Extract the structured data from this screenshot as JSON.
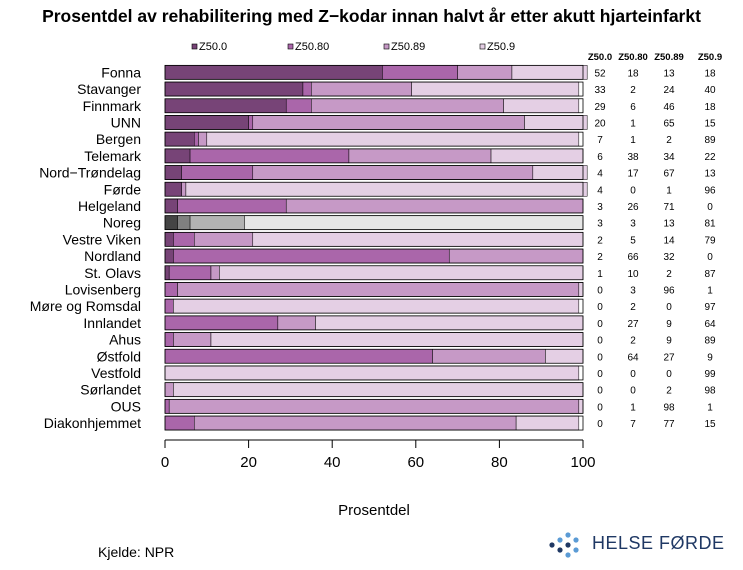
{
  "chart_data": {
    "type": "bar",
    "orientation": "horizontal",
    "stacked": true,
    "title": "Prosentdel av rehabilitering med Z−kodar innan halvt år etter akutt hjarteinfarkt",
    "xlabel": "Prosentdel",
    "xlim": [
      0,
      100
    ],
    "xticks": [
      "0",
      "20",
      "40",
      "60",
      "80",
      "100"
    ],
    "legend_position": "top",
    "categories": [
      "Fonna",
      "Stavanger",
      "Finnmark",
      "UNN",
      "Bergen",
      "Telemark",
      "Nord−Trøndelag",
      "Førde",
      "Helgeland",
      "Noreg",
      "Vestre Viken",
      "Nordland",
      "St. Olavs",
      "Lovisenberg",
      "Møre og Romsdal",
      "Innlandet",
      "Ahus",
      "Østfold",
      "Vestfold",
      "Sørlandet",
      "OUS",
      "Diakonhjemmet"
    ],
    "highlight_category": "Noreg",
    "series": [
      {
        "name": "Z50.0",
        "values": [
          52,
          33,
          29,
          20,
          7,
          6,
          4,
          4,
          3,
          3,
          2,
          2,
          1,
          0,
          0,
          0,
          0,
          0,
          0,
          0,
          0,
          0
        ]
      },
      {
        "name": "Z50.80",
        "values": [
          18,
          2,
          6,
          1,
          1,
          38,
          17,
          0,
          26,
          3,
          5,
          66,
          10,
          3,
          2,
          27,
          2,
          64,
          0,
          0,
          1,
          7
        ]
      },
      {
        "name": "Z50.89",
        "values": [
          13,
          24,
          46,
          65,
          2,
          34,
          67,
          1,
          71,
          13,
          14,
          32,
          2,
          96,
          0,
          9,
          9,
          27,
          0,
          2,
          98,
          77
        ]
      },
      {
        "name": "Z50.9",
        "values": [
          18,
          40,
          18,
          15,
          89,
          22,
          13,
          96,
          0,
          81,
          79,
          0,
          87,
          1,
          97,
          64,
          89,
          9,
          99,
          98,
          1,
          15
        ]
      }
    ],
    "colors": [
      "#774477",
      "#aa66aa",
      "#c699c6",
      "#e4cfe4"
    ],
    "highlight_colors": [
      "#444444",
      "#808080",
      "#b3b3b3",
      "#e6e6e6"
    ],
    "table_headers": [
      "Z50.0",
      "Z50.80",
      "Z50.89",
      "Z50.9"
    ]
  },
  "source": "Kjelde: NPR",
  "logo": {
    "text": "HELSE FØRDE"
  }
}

++++++++

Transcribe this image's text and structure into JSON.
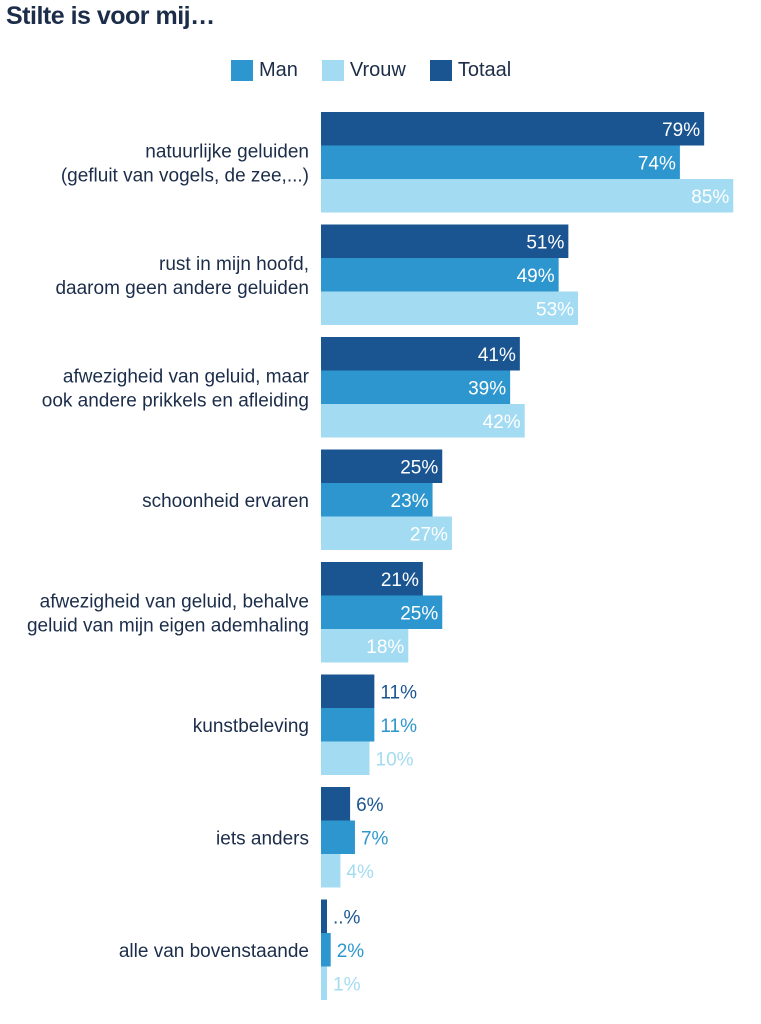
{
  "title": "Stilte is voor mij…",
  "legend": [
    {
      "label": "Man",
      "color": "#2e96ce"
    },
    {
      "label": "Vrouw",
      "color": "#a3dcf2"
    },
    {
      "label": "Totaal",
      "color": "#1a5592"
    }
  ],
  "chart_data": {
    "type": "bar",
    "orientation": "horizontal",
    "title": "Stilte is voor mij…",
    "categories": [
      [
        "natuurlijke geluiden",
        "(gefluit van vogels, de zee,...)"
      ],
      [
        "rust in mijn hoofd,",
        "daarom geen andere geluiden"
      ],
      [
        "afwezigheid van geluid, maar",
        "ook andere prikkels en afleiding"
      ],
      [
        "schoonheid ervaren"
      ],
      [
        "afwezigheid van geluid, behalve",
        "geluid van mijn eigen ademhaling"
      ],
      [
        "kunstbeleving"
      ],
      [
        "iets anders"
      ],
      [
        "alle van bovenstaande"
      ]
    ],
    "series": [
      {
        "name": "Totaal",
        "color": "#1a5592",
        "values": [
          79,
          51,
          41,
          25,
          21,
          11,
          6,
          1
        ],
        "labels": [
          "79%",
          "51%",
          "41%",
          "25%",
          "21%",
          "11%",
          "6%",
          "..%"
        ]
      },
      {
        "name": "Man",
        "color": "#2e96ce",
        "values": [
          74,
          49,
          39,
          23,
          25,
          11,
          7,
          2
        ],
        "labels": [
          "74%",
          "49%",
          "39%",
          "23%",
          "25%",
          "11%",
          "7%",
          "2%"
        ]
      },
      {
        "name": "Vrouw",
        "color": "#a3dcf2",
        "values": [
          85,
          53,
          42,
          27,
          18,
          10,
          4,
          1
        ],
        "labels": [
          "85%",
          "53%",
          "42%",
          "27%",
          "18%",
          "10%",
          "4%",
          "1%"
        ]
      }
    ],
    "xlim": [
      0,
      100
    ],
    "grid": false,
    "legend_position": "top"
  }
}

++++++++

Count the lines above in which the word "mijn" appears, then state only that count.

2